Records from a data collection
- - - -
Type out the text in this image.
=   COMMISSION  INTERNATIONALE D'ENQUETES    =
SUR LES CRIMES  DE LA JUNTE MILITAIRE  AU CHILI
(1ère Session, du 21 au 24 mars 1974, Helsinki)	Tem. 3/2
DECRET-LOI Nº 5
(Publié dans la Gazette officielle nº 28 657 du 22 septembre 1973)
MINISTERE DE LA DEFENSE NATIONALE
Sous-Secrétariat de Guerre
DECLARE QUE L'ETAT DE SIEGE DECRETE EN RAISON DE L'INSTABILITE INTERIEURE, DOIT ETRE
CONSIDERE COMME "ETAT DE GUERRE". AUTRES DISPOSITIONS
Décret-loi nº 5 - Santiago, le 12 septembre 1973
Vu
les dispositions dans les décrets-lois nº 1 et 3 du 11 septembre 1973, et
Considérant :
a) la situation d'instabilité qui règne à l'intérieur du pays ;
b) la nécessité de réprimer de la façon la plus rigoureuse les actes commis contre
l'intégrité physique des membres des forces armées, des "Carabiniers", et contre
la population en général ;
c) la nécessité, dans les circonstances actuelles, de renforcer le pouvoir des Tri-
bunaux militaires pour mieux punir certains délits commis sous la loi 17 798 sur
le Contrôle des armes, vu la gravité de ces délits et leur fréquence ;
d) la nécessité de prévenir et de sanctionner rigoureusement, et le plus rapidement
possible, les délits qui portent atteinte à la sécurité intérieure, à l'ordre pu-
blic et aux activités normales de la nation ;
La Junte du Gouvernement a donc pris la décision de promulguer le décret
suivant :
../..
- - - -
**TASK DESCRIPTION**. What is the number of lines that hold the string "dans"? Give it alone.

**OUTPUT**. 3